## [WORK TO DO]
Return a copy of each line that holds the string "Adjusting".

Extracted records
────
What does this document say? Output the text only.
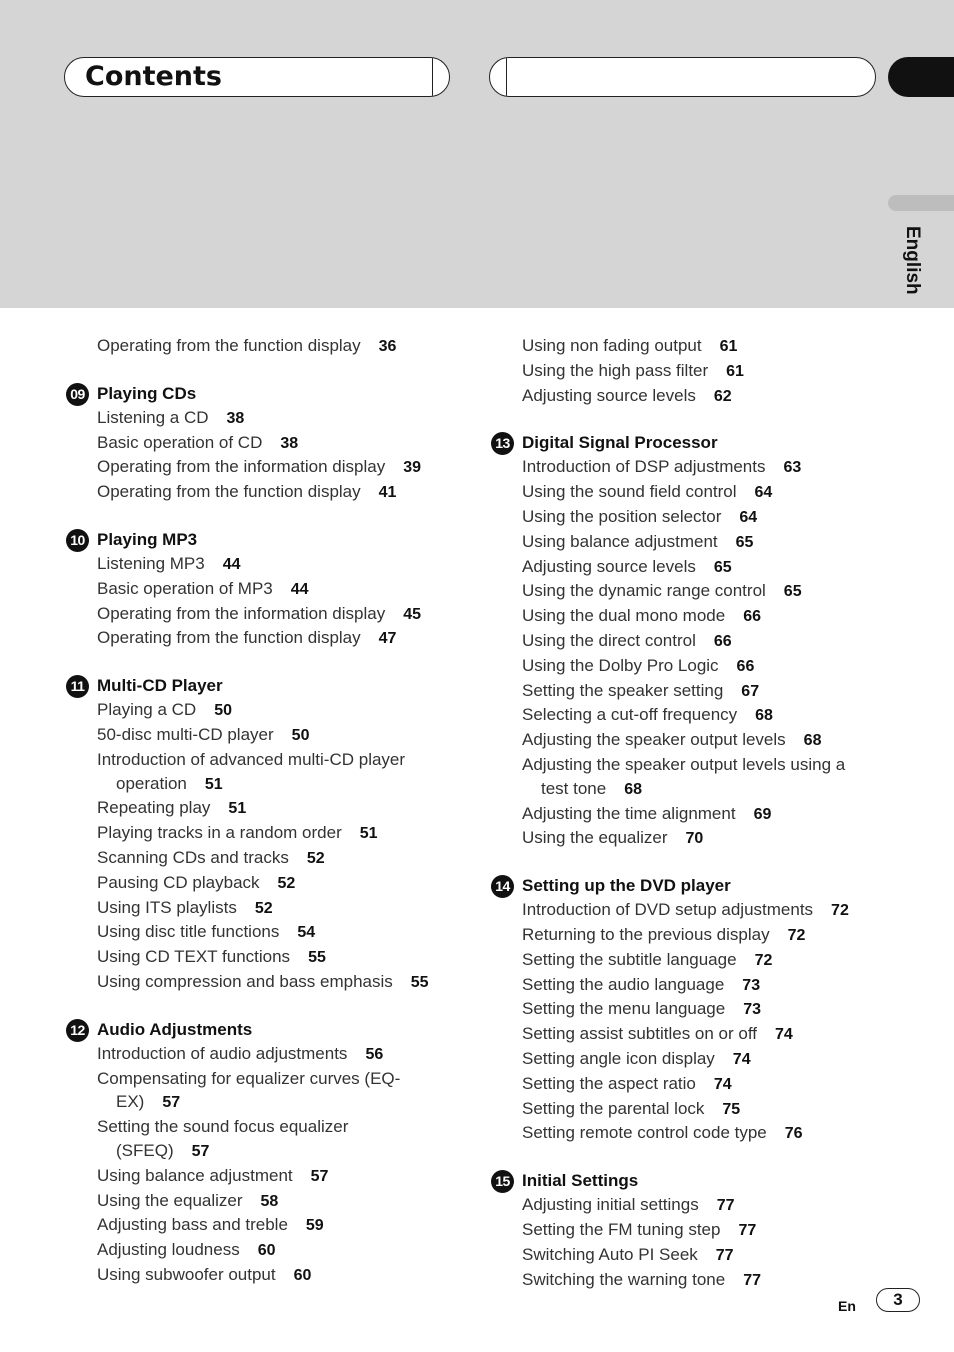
Contents
English
Operating from the function display 36
09 Playing CDs
Listening a CD 38
Basic operation of CD 38
Operating from the information display 39
Operating from the function display 41
10 Playing MP3
Listening MP3 44
Basic operation of MP3 44
Operating from the information display 45
Operating from the function display 47
11 Multi-CD Player
Playing a CD 50
50-disc multi-CD player 50
Introduction of advanced multi-CD player
operation 51
Repeating play 51
Playing tracks in a random order 51
Scanning CDs and tracks 52
Pausing CD playback 52
Using ITS playlists 52
Using disc title functions 54
Using CD TEXT functions 55
Using compression and bass emphasis 55
12 Audio Adjustments
Introduction of audio adjustments 56
Compensating for equalizer curves (EQ-
EX) 57
Setting the sound focus equalizer
(SFEQ) 57
Using balance adjustment 57
Using the equalizer 58
Adjusting bass and treble 59
Adjusting loudness 60
Using subwoofer output 60
Using non fading output 61
Using the high pass filter 61
Adjusting source levels 62
13 Digital Signal Processor
Introduction of DSP adjustments 63
Using the sound field control 64
Using the position selector 64
Using balance adjustment 65
Adjusting source levels 65
Using the dynamic range control 65
Using the dual mono mode 66
Using the direct control 66
Using the Dolby Pro Logic 66
Setting the speaker setting 67
Selecting a cut-off frequency 68
Adjusting the speaker output levels 68
Adjusting the speaker output levels using a
test tone 68
Adjusting the time alignment 69
Using the equalizer 70
14 Setting up the DVD player
Introduction of DVD setup adjustments 72
Returning to the previous display 72
Setting the subtitle language 72
Setting the audio language 73
Setting the menu language 73
Setting assist subtitles on or off 74
Setting angle icon display 74
Setting the aspect ratio 74
Setting the parental lock 75
Setting remote control code type 76
15 Initial Settings
Adjusting initial settings 77
Setting the FM tuning step 77
Switching Auto PI Seek 77
Switching the warning tone 77
En	3
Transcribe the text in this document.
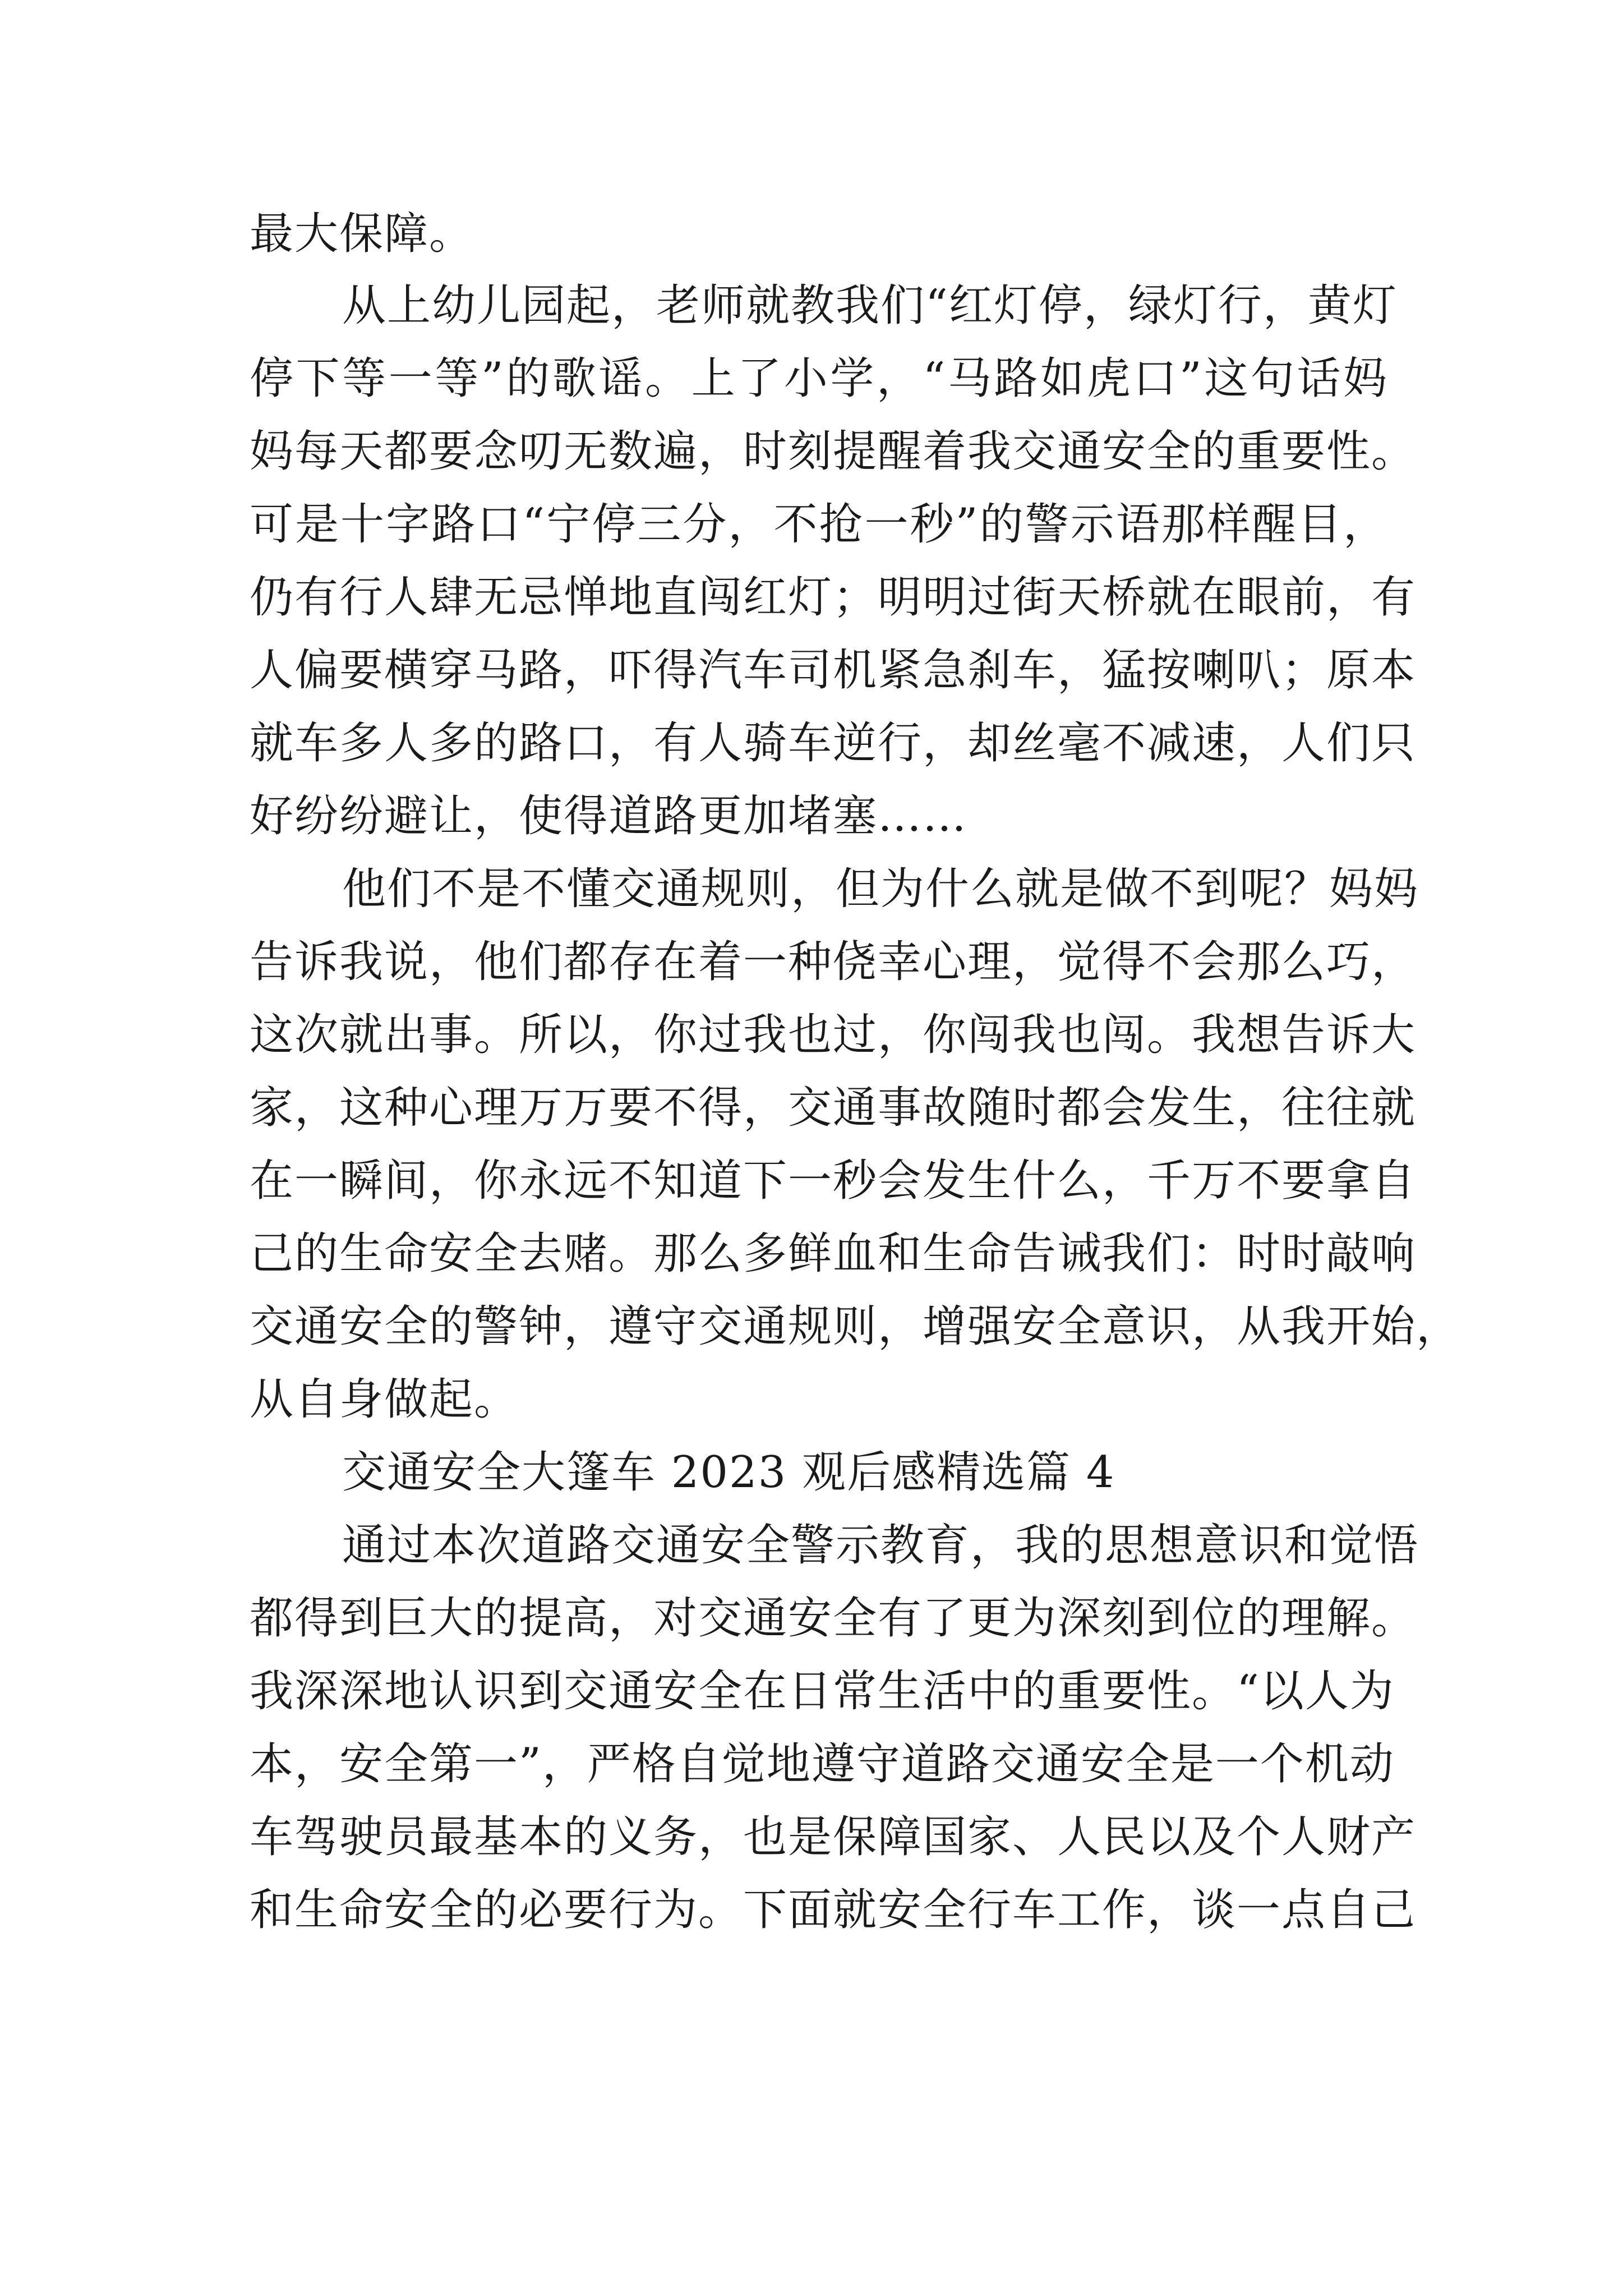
最大保障。
从上幼儿园起，老师就教我们“红灯停，绿灯行，黄灯
停下等一等”的歌谣。上了小学，“马路如虎口”这句话妈
妈每天都要念叨无数遍，时刻提醒着我交通安全的重要性。
可是十字路口“宁停三分，不抢一秒”的警示语那样醒目，
仍有行人肆无忌惮地直闯红灯；明明过街天桥就在眼前，有
人偏要横穿马路，吓得汽车司机紧急刹车，猛按喇叭；原本
就车多人多的路口，有人骑车逆行，却丝毫不减速，人们只
好纷纷避让，使得道路更加堵塞……
他们不是不懂交通规则，但为什么就是做不到呢？妈妈
告诉我说，他们都存在着一种侥幸心理，觉得不会那么巧，
这次就出事。所以，你过我也过，你闯我也闯。我想告诉大
家，这种心理万万要不得，交通事故随时都会发生，往往就
在一瞬间，你永远不知道下一秒会发生什么，千万不要拿自
己的生命安全去赌。那么多鲜血和生命告诫我们：时时敲响
交通安全的警钟，遵守交通规则，增强安全意识，从我开始，
从自身做起。
交通安全大篷车 2023 观后感精选篇 4
通过本次道路交通安全警示教育，我的思想意识和觉悟
都得到巨大的提高，对交通安全有了更为深刻到位的理解。
我深深地认识到交通安全在日常生活中的重要性。“以人为
本，安全第一”，严格自觉地遵守道路交通安全是一个机动
车驾驶员最基本的义务，也是保障国家、人民以及个人财产
和生命安全的必要行为。下面就安全行车工作，谈一点自己
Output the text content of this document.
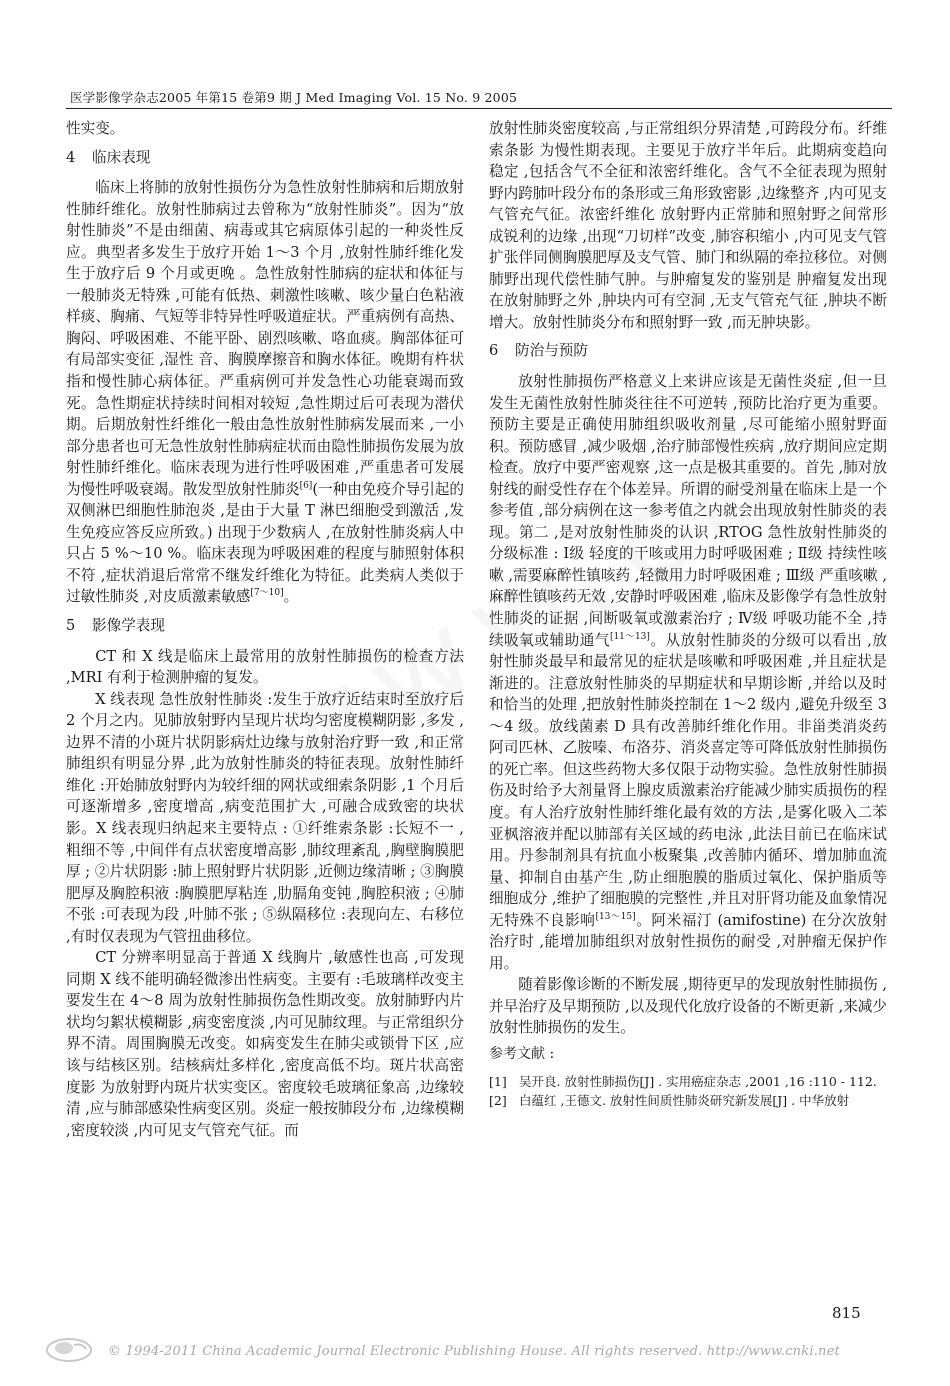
医学影像学杂志2005 年第15 卷第9 期 J Med Imaging Vol. 15 No. 9 2005

性实变。

4 临床表现

临床上将肺的放射性损伤分为急性放射性肺病和后期放射性肺纤维化。放射性肺病过去曾称为“放射性肺炎”。因为“放射性肺炎”不是由细菌、病毒或其它病原体引起的一种炎性反应。典型者多发生于放疗开始 1～3 个月 ,放射性肺纤维化发生于放疗后 9 个月或更晚 。急性放射性肺病的症状和体征与一般肺炎无特殊 ,可能有低热、刺激性咳嗽、咳少量白色粘液样痰、胸痛、气短等非特异性呼吸道症状。严重病例有高热、胸闷、呼吸困难、不能平卧、剧烈咳嗽、咯血痰。胸部体征可有局部实变征 ,湿性 音、胸膜摩擦音和胸水体征。晚期有杵状指和慢性肺心病体征。严重病例可并发急性心功能衰竭而致死。急性期症状持续时间相对较短 ,急性期过后可表现为潜伏期。后期放射性纤维化一般由急性放射性肺病发展而来 ,一小部分患者也可无急性放射性肺病症状而由隐性肺损伤发展为放射性肺纤维化。临床表现为进行性呼吸困难 ,严重患者可发展为慢性呼吸衰竭。散发型放射性肺炎[6](一种由免疫介导引起的双侧淋巴细胞性肺泡炎 ,是由于大量 T 淋巴细胞受到激活 ,发生免疫应答反应所致。) 出现于少数病人 ,在放射性肺炎病人中只占 5 %～10 %。临床表现为呼吸困难的程度与肺照射体积不符 ,症状消退后常常不继发纤维化为特征。此类病人类似于过敏性肺炎 ,对皮质激素敏感[7～10]。

5 影像学表现

CT 和 X 线是临床上最常用的放射性肺损伤的检查方法 ,MRI 有利于检测肿瘤的复发。

X 线表现 急性放射性肺炎 :发生于放疗近结束时至放疗后 2 个月之内。见肺放射野内呈现片状均匀密度模糊阴影 ,多发 ,边界不清的小斑片状阴影病灶边缘与放射治疗野一致 ,和正常肺组织有明显分界 ,此为放射性肺炎的特征表现。放射性肺纤维化 :开始肺放射野内为较纤细的网状或细索条阴影 ,1 个月后可逐渐增多 ,密度增高 ,病变范围扩大 ,可融合成致密的块状影。X 线表现归纳起来主要特点 : ①纤维索条影 :长短不一 ,粗细不等 ,中间伴有点状密度增高影 ,肺纹理紊乱 ,胸壁胸膜肥厚 ; ②片状阴影 :肺上照射野片状阴影 ,近侧边缘清晰 ; ③胸膜肥厚及胸腔积液 :胸膜肥厚粘连 ,肋膈角变钝 ,胸腔积液 ; ④肺不张 :可表现为段 ,叶肺不张 ; ⑤纵隔移位 :表现向左、右移位 ,有时仅表现为气管扭曲移位。

CT 分辨率明显高于普通 X 线胸片 ,敏感性也高 ,可发现同期 X 线不能明确轻微渗出性病变。主要有 :毛玻璃样改变主要发生在 4～8 周为放射性肺损伤急性期改变。放射肺野内片状均匀絮状模糊影 ,病变密度淡 ,内可见肺纹理。与正常组织分界不清。周围胸膜无改变。如病变发生在肺尖或锁骨下区 ,应该与结核区别。结核病灶多样化 ,密度高低不均。斑片状高密度影 为放射野内斑片状实变区。密度较毛玻璃征象高 ,边缘较清 ,应与肺部感染性病变区别。炎症一般按肺段分布 ,边缘模糊 ,密度较淡 ,内可见支气管充气征。而

放射性肺炎密度较高 ,与正常组织分界清楚 ,可跨段分布。纤维索条影 为慢性期表现。主要见于放疗半年后。此期病变趋向稳定 ,包括含气不全征和浓密纤维化。含气不全征表现为照射野内跨肺叶段分布的条形或三角形致密影 ,边缘整齐 ,内可见支气管充气征。浓密纤维化 放射野内正常肺和照射野之间常形成锐利的边缘 ,出现“刀切样”改变 ,肺容积缩小 ,内可见支气管扩张伴同侧胸膜肥厚及支气管、肺门和纵隔的牵拉移位。对侧肺野出现代偿性肺气肿。与肿瘤复发的鉴别是 肿瘤复发出现在放射肺野之外 ,肿块内可有空洞 ,无支气管充气征 ,肿块不断增大。放射性肺炎分布和照射野一致 ,而无肿块影。

6 防治与预防

放射性肺损伤严格意义上来讲应该是无菌性炎症 ,但一旦发生无菌性放射性肺炎往往不可逆转 ,预防比治疗更为重要。预防主要是正确使用肺组织吸收剂量 ,尽可能缩小照射野面积。预防感冒 ,减少吸烟 ,治疗肺部慢性疾病 ,放疗期间应定期检查。放疗中要严密观察 ,这一点是极其重要的。首先 ,肺对放射线的耐受性存在个体差异。所谓的耐受剂量在临床上是一个参考值 ,部分病例在这一参考值之内就会出现放射性肺炎的表现。第二 ,是对放射性肺炎的认识 ,RTOG 急性放射性肺炎的分级标准 : Ⅰ级 轻度的干咳或用力时呼吸困难 ; Ⅱ级 持续性咳嗽 ,需要麻醉性镇咳药 ,轻微用力时呼吸困难 ; Ⅲ级 严重咳嗽 ,麻醉性镇咳药无效 ,安静时呼吸困难 ,临床及影像学有急性放射性肺炎的证据 ,间断吸氧或激素治疗 ; Ⅳ级 呼吸功能不全 ,持续吸氧或辅助通气[11～13]。从放射性肺炎的分级可以看出 ,放射性肺炎最早和最常见的症状是咳嗽和呼吸困难 ,并且症状是渐进的。注意放射性肺炎的早期症状和早期诊断 ,并给以及时和恰当的处理 ,把放射性肺炎控制在 1～2 级内 ,避免升级至 3～4 级。放线菌素 D 具有改善肺纤维化作用。非甾类消炎药阿司匹林、乙胺嗪、布洛芬、消炎喜定等可降低放射性肺损伤的死亡率。但这些药物大多仅限于动物实验。急性放射性肺损伤及时给予大剂量肾上腺皮质激素治疗能减少肺实质损伤的程度。有人治疗放射性肺纤维化最有效的方法 ,是雾化吸入二苯亚枫溶液并配以肺部有关区域的药电泳 ,此法目前已在临床试用。丹参制剂具有抗血小板聚集 ,改善肺内循环、增加肺血流量、抑制自由基产生 ,防止细胞膜的脂质过氧化、保护脂质等细胞成分 ,维护了细胞膜的完整性 ,并且对肝肾功能及血象情况无特殊不良影响[13～15]。阿米福汀 (amifostine) 在分次放射治疗时 ,能增加肺组织对放射性损伤的耐受 ,对肿瘤无保护作用。

随着影像诊断的不断发展 ,期待更早的发现放射性肺损伤 ,并早治疗及早期预防 ,以及现代化放疗设备的不断更新 ,来减少放射性肺损伤的发生。

参考文献 :

[1] 吴开良. 放射性肺损伤[J] . 实用癌症杂志 ,2001 ,16 :110 - 112.

[2] 白蕴红 ,王德文. 放射性间质性肺炎研究新发展[J] . 中华放射

815
© 1994-2011 China Academic Journal Electronic Publishing House. All rights reserved. http://www.cnki.net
────
## [ANSWER TO THE EXERCISE]
Adjusting bass and treble 59
Adjusting loudness 60
Adjusting source levels 62
Adjusting source levels 65
Adjusting the speaker output levels 68
Adjusting the speaker output levels using a
Adjusting the time alignment 69
Adjusting initial settings 77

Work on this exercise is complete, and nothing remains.